* _TASK BRIEF_:
Go through each line of the records below and count those with the word "ссылки". Give only the count.

Stored records:
* * * * * * *
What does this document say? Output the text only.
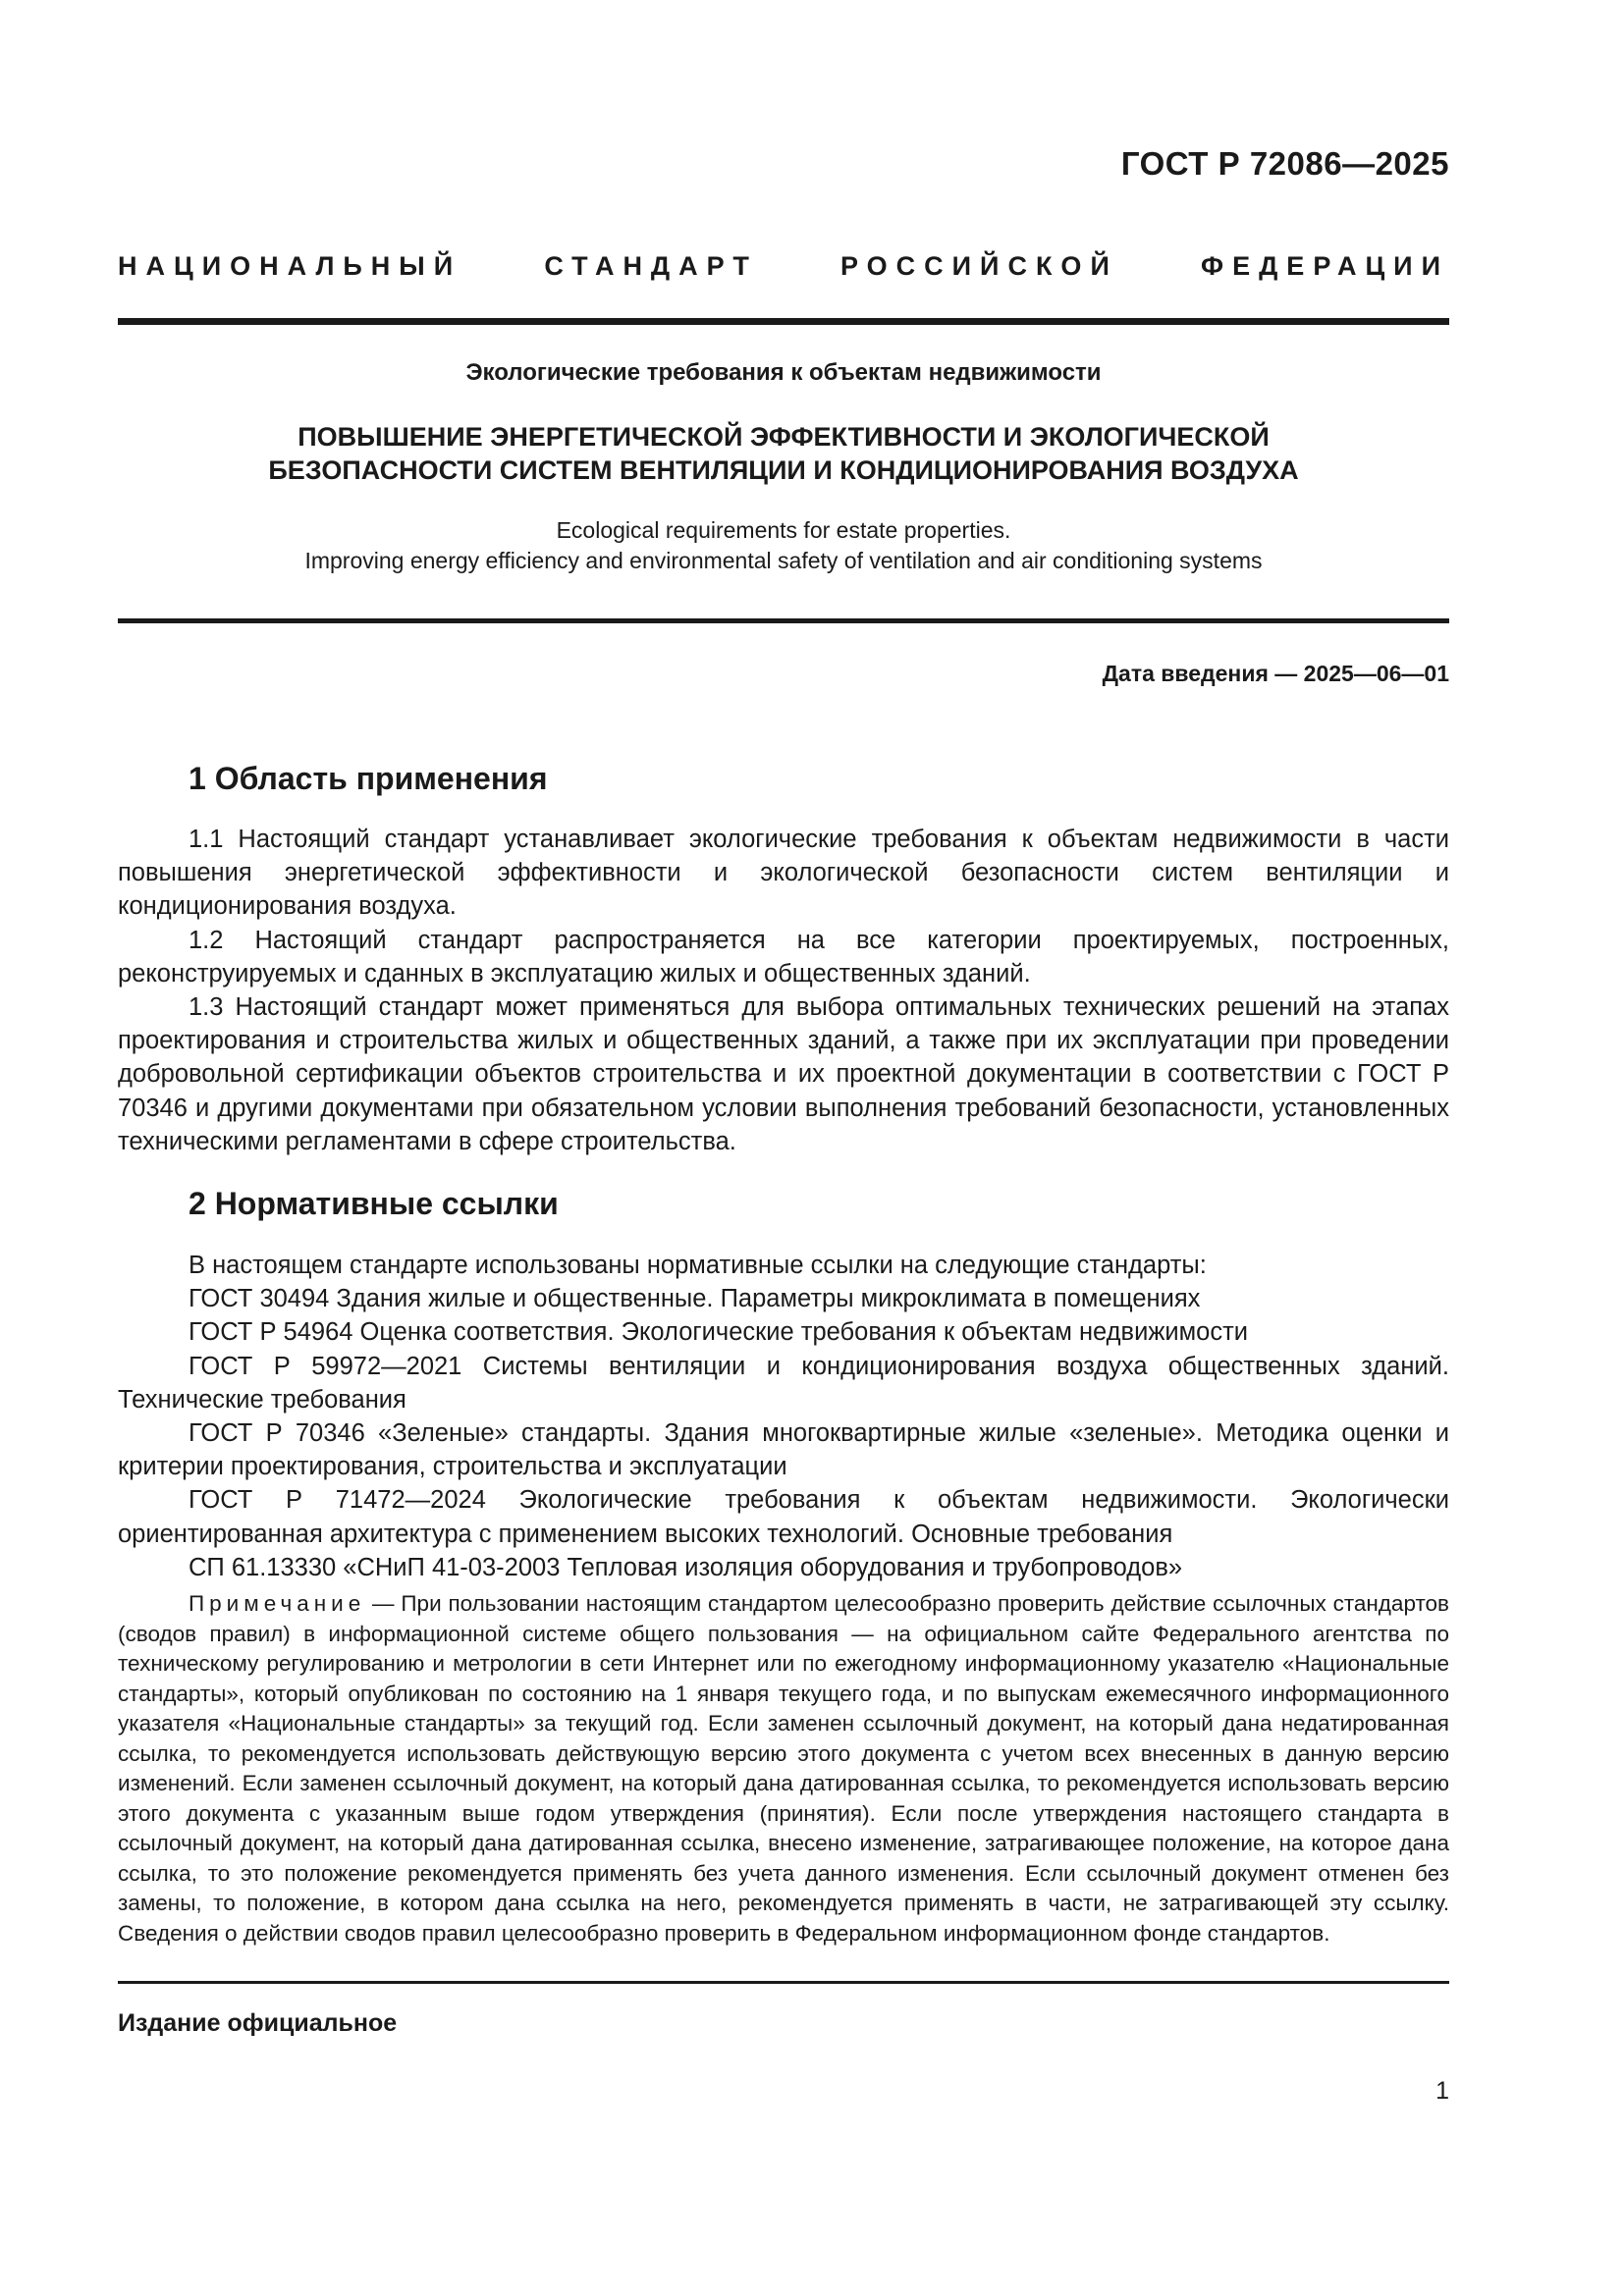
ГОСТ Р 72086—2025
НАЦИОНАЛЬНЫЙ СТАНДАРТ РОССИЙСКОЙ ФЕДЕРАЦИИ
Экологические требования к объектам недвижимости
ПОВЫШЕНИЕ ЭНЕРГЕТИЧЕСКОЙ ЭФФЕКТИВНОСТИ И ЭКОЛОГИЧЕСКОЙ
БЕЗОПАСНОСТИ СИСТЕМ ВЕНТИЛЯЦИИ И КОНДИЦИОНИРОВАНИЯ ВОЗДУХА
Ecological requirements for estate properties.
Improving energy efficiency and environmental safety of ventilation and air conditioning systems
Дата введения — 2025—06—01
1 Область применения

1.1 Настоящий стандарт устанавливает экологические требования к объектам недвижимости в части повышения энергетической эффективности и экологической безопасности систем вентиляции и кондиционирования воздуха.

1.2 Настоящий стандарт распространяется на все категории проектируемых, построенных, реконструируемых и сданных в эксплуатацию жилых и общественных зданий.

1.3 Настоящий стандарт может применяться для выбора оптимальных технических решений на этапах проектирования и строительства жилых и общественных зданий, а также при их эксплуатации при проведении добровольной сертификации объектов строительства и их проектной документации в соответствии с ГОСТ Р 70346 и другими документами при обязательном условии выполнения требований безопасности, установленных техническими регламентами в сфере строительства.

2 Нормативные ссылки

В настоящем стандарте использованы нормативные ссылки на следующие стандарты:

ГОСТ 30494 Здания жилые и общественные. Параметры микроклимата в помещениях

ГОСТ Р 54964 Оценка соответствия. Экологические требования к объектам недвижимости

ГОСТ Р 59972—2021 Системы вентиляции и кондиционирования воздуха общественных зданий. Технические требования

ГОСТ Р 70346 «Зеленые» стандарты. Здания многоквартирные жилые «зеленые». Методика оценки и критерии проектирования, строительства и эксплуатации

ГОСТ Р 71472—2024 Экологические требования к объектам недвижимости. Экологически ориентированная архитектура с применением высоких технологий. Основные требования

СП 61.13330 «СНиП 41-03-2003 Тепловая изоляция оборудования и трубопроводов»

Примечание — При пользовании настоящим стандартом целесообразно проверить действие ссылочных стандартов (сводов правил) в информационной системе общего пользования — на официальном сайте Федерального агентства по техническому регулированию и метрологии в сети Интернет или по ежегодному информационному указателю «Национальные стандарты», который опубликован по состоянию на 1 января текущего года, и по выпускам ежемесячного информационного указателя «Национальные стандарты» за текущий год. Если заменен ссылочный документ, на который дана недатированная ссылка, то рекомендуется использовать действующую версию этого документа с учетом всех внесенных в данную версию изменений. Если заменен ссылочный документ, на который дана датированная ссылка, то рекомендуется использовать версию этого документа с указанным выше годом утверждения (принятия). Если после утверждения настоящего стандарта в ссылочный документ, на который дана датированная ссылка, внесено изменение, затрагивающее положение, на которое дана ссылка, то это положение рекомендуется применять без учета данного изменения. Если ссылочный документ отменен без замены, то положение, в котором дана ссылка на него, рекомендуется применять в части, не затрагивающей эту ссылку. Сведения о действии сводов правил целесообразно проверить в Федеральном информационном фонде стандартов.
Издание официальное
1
* * * * * * *
* _RESULT OF THIS EXERCISE_:
2